_TASK OBJECTIVE_
Search the material for the string "animal", then show every line where it turns up.

_SOURCE MATERIAL_
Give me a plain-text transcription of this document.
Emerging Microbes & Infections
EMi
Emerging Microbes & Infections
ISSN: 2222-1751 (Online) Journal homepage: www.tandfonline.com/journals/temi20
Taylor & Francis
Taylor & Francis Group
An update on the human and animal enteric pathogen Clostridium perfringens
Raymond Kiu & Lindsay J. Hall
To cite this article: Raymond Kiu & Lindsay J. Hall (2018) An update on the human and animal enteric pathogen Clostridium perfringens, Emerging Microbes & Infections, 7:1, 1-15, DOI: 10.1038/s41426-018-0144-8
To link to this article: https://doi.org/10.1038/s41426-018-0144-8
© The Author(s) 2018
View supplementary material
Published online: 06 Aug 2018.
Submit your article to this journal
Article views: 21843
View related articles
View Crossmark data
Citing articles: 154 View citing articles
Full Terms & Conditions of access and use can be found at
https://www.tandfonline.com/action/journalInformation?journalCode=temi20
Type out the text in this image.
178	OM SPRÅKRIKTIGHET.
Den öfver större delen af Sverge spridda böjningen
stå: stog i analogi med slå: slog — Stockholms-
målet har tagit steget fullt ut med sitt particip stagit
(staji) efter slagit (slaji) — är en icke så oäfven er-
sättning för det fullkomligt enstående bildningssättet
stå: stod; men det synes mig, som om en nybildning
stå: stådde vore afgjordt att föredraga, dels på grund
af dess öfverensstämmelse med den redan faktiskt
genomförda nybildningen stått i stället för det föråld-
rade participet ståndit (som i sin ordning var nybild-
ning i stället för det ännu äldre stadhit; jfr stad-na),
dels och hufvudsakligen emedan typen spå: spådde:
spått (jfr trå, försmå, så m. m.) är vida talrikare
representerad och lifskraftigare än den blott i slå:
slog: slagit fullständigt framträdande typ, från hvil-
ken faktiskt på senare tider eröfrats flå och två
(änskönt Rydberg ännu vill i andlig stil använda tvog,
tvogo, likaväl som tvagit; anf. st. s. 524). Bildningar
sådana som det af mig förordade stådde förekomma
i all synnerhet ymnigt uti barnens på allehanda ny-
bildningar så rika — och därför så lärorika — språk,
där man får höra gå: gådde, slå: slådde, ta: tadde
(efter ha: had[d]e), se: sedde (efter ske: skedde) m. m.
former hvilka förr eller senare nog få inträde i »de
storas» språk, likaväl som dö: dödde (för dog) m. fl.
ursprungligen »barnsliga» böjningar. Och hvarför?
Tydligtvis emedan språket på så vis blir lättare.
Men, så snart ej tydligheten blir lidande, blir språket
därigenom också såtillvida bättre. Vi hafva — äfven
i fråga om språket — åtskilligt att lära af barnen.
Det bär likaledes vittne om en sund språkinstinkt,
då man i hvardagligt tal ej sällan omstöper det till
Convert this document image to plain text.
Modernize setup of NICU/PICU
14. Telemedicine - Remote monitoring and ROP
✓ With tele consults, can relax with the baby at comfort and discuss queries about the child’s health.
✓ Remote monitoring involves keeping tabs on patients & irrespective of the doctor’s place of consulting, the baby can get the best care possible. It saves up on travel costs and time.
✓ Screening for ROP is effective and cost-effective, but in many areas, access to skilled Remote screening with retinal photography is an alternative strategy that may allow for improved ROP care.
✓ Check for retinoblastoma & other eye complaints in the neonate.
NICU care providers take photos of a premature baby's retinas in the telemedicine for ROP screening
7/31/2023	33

_EXERCISE ANSWER_
An update on the human and animal enteric pathogen Clostridium perfringens
To cite this article: Raymond Kiu & Lindsay J. Hall (2018) An update on the human and animal enteric pathogen Clostridium perfringens, Emerging Microbes & Infections, 7:1, 1-15, DOI: 10.1038/s41426-018-0144-8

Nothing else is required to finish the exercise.